begin Data listing

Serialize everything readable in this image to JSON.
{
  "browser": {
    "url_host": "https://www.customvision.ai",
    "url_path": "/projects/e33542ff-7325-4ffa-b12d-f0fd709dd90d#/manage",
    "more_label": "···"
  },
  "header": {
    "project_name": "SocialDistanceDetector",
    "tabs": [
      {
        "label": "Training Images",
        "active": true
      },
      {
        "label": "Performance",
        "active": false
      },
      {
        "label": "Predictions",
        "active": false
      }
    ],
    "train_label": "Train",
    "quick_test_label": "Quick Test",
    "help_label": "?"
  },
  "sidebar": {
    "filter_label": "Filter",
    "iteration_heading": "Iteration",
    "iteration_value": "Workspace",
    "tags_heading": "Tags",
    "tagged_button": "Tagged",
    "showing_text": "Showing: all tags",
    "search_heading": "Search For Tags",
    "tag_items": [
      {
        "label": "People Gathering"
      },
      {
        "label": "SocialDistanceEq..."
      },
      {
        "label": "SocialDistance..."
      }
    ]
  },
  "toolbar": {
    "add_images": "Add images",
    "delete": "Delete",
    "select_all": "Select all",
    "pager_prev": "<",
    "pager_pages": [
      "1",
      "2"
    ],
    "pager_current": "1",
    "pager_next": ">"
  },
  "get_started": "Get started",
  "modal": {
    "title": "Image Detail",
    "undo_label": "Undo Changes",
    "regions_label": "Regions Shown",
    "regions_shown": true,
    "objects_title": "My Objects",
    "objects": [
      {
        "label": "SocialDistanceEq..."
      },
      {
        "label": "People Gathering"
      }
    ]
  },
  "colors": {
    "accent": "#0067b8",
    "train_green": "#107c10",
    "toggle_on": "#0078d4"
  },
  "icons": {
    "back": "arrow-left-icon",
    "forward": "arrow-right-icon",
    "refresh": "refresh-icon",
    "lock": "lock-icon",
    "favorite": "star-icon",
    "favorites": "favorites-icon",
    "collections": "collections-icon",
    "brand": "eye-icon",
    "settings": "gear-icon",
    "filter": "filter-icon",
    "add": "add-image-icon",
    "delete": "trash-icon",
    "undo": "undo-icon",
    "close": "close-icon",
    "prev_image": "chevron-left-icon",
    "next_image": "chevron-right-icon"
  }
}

end Data listing

§ **Given problem**:
Set down the entries verbatim, leaving none out.

§ **Exercise output**:
Serialize everything readable in this image to JSON.
{
  "browser": {
    "url_host": "https://www.customvision.ai",
    "url_path": "/projects/e33542ff-7325-4ffa-b12d-f0fd709dd90d#/manage",
    "more_label": "···"
  },
  "header": {
    "project_name": "SocialDistanceDetector",
    "tabs": [
      {
        "label": "Training Images",
        "active": true
      },
      {
        "label": "Performance",
        "active": false
      },
      {
        "label": "Predictions",
        "active": false
      }
    ],
    "train_label": "Train",
    "quick_test_label": "Quick Test",
    "help_label": "?"
  },
  "sidebar": {
    "filter_label": "Filter",
    "iteration_heading": "Iteration",
    "iteration_value": "Workspace",
    "tags_heading": "Tags",
    "tagged_button": "Tagged",
    "showing_text": "Showing: all tags",
    "search_heading": "Search For Tags",
    "tag_items": [
      {
        "label": "People Gathering"
      },
      {
        "label": "SocialDistanceEq..."
      },
      {
        "label": "SocialDistance..."
      }
    ]
  },
  "toolbar": {
    "add_images": "Add images",
    "delete": "Delete",
    "select_all": "Select all",
    "pager_prev": "<",
    "pager_pages": [
      "1",
      "2"
    ],
    "pager_current": "1",
    "pager_next": ">"
  },
  "get_started": "Get started",
  "modal": {
    "title": "Image Detail",
    "undo_label": "Undo Changes",
    "regions_label": "Regions Shown",
    "regions_shown": true,
    "objects_title": "My Objects",
    "objects": [
      {
        "label": "SocialDistanceEq..."
      },
      {
        "label": "People Gathering"
      }
    ]
  },
  "colors": {
    "accent": "#0067b8",
    "train_green": "#107c10",
    "toggle_on": "#0078d4"
  },
  "icons": {
    "back": "arrow-left-icon",
    "forward": "arrow-right-icon",
    "refresh": "refresh-icon",
    "lock": "lock-icon",
    "favorite": "star-icon",
    "favorites": "favorites-icon",
    "collections": "collections-icon",
    "brand": "eye-icon",
    "settings": "gear-icon",
    "filter": "filter-icon",
    "add": "add-image-icon",
    "delete": "trash-icon",
    "undo": "undo-icon",
    "close": "close-icon",
    "prev_image": "chevron-left-icon",
    "next_image": "chevron-right-icon"
  }
}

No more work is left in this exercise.